=== WHAT THE EXERCISE ASKS ===
Return a copy of each line that holds the string "title".

=== STORED DATA ===
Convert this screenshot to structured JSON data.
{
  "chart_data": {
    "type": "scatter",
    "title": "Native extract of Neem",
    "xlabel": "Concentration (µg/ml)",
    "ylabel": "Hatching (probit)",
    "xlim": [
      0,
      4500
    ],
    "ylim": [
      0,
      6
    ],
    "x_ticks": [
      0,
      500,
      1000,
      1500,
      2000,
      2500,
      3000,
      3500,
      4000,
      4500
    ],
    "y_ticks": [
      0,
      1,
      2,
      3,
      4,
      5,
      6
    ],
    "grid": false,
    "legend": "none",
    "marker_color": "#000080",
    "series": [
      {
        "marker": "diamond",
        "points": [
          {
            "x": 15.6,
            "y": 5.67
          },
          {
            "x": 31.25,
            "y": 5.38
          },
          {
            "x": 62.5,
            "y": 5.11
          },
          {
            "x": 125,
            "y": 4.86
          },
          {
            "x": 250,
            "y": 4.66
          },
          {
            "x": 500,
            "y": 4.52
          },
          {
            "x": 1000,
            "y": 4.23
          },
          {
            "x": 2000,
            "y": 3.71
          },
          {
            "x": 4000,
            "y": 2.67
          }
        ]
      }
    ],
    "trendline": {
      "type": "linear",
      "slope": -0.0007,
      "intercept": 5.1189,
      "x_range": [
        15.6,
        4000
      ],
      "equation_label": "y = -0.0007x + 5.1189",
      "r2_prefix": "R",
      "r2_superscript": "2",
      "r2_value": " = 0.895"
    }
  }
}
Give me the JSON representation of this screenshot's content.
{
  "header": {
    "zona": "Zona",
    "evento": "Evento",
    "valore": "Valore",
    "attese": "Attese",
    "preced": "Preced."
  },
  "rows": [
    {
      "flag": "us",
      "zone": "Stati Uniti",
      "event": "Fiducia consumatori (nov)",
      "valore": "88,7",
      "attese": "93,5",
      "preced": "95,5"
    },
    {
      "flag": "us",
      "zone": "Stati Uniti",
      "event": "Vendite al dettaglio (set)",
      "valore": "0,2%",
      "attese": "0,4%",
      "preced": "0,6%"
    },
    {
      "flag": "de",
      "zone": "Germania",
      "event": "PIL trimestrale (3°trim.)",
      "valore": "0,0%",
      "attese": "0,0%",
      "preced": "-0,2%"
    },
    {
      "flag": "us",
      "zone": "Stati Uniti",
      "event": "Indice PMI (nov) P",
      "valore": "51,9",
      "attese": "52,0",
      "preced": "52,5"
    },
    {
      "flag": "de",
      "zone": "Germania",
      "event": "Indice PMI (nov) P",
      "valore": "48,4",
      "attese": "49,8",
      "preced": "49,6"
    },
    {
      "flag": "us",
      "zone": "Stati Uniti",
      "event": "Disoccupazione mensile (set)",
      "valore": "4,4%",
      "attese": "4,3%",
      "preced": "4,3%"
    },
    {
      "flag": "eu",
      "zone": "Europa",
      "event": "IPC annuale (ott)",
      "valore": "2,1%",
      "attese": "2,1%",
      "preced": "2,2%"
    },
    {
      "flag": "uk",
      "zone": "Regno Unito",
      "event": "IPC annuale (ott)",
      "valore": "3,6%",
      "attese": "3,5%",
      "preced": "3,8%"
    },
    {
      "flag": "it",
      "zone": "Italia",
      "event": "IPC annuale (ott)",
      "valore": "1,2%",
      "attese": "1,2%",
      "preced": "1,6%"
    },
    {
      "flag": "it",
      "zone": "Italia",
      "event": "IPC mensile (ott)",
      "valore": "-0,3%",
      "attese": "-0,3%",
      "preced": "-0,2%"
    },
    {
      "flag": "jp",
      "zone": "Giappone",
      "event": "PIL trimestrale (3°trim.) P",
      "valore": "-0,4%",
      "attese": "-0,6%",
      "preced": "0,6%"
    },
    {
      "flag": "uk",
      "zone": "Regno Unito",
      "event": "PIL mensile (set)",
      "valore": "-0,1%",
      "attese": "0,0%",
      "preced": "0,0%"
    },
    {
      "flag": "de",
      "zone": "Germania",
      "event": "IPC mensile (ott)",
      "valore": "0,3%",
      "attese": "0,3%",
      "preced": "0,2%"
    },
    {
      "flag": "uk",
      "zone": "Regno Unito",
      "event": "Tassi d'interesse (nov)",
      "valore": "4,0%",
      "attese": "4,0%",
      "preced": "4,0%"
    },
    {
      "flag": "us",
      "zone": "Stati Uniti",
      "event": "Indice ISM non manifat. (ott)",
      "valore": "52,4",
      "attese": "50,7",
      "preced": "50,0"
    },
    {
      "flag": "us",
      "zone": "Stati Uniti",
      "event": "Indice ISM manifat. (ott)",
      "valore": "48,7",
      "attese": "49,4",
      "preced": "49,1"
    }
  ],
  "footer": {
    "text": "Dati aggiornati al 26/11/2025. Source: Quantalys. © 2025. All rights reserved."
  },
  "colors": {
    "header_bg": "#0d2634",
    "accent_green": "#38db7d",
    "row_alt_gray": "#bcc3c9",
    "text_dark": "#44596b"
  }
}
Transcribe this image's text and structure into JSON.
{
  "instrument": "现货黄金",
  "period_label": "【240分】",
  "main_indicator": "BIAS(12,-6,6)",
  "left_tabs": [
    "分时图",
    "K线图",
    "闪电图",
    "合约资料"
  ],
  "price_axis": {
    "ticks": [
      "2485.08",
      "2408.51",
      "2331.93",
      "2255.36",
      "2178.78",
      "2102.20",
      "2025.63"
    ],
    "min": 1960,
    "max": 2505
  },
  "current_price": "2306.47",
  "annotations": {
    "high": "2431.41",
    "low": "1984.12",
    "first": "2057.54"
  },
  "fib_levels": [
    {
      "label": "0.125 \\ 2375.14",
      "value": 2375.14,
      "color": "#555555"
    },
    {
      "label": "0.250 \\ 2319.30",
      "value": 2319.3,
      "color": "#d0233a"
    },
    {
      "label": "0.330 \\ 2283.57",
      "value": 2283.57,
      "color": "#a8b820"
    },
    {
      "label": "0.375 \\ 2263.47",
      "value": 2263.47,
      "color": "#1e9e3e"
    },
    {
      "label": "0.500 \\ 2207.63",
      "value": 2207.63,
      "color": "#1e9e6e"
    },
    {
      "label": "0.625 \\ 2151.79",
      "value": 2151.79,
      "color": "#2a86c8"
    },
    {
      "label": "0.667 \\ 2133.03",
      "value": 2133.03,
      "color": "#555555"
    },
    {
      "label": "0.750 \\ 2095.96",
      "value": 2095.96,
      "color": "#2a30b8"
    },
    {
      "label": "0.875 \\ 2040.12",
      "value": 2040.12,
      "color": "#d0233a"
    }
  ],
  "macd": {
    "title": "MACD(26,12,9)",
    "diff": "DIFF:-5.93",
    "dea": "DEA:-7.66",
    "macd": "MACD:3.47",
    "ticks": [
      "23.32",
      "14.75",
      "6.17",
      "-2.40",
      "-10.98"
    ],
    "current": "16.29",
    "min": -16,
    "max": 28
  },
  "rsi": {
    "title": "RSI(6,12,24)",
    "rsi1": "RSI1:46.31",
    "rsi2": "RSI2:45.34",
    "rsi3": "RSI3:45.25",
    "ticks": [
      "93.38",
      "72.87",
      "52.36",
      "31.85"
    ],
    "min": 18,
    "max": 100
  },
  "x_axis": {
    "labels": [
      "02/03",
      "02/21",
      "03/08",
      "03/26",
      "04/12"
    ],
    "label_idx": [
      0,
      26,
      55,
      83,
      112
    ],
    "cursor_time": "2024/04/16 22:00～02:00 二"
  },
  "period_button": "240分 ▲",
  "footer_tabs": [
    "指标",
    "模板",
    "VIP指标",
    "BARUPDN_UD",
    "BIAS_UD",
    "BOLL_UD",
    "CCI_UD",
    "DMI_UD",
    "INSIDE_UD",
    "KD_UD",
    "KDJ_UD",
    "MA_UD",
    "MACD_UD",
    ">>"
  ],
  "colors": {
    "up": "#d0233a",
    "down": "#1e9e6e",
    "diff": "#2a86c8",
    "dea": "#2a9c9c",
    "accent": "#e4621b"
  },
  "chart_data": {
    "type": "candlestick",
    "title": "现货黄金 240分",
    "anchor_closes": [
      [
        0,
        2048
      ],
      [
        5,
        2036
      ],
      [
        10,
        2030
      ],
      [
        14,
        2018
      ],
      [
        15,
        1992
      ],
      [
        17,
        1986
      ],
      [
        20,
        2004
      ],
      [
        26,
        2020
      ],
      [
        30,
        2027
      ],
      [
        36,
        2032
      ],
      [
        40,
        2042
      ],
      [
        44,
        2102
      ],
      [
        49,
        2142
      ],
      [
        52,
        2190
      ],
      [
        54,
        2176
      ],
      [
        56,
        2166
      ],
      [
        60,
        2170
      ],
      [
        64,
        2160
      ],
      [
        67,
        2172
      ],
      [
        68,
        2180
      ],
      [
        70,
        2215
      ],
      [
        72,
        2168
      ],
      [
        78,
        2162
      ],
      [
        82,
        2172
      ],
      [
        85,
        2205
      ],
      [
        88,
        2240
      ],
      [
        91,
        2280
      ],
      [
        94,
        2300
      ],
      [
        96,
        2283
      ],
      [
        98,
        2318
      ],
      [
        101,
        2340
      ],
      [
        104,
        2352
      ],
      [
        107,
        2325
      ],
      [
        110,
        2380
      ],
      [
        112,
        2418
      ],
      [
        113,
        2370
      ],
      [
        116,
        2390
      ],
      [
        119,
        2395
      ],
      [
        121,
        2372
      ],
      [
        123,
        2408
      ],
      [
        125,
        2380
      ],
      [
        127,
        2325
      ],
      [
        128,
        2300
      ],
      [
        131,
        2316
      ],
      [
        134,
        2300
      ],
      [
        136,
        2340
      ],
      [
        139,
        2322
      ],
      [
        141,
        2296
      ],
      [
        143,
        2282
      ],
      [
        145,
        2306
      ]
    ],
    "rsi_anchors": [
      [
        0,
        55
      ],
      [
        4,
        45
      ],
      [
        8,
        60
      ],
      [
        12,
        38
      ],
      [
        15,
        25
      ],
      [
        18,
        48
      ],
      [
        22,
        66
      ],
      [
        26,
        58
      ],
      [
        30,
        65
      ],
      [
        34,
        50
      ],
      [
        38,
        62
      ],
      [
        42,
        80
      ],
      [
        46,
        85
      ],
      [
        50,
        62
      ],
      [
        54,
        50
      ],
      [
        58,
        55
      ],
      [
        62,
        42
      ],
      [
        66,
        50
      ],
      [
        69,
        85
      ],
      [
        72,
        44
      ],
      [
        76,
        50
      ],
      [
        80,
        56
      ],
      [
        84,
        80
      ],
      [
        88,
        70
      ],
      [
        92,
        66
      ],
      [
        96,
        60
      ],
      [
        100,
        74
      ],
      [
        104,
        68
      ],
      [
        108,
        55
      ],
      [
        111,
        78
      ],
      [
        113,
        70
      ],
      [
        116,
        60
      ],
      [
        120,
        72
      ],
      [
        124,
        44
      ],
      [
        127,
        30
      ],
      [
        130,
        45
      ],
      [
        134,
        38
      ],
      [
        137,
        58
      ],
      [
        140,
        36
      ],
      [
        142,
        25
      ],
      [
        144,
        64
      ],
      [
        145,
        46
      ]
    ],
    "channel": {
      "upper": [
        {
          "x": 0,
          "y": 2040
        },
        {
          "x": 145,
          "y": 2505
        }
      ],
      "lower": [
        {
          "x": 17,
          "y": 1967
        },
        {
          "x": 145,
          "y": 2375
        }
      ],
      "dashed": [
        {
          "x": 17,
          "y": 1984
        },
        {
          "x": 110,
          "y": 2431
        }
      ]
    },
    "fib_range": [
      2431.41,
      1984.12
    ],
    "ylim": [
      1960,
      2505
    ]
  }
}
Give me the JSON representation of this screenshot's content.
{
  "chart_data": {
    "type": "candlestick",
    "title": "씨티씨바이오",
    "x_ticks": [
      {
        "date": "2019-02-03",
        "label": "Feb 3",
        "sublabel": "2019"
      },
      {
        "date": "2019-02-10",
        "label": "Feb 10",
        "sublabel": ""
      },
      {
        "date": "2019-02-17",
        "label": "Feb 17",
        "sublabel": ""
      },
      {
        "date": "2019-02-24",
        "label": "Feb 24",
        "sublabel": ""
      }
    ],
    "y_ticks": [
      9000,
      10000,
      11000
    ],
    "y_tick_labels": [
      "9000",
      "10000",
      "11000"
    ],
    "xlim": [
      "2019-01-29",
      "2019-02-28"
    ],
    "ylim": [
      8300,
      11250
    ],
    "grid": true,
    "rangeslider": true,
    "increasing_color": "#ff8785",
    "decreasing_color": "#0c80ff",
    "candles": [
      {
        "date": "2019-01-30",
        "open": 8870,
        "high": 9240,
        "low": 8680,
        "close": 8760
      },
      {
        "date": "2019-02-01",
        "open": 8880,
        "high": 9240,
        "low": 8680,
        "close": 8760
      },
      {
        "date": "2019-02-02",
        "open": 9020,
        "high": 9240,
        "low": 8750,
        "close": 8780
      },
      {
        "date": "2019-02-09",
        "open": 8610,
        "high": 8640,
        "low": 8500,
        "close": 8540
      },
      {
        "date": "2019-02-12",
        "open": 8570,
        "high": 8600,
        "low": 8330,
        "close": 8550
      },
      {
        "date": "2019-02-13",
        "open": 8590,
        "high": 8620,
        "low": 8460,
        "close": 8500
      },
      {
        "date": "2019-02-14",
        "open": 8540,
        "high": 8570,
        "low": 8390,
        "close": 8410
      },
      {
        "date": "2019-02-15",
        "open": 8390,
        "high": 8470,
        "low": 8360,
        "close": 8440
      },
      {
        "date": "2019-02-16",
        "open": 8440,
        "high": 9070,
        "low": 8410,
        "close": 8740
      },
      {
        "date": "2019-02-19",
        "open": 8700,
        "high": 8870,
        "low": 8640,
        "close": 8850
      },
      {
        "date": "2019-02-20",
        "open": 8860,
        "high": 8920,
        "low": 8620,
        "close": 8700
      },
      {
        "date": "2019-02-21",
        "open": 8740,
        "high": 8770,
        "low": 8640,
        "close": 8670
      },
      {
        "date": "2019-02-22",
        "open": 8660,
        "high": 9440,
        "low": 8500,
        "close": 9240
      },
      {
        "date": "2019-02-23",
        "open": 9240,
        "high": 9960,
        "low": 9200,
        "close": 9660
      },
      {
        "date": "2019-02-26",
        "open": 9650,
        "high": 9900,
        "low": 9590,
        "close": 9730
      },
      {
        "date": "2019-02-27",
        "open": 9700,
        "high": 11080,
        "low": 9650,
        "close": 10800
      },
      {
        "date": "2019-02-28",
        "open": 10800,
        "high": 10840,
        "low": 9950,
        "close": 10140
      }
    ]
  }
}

=== REPLY TO THE EXERCISE ===
    "title": "Native extract of Neem",
    "title": "MACD(26,12,9)",
    "title": "RSI(6,12,24)",
    "title": "现货黄金 240分",
    "title": "씨티씨바이오",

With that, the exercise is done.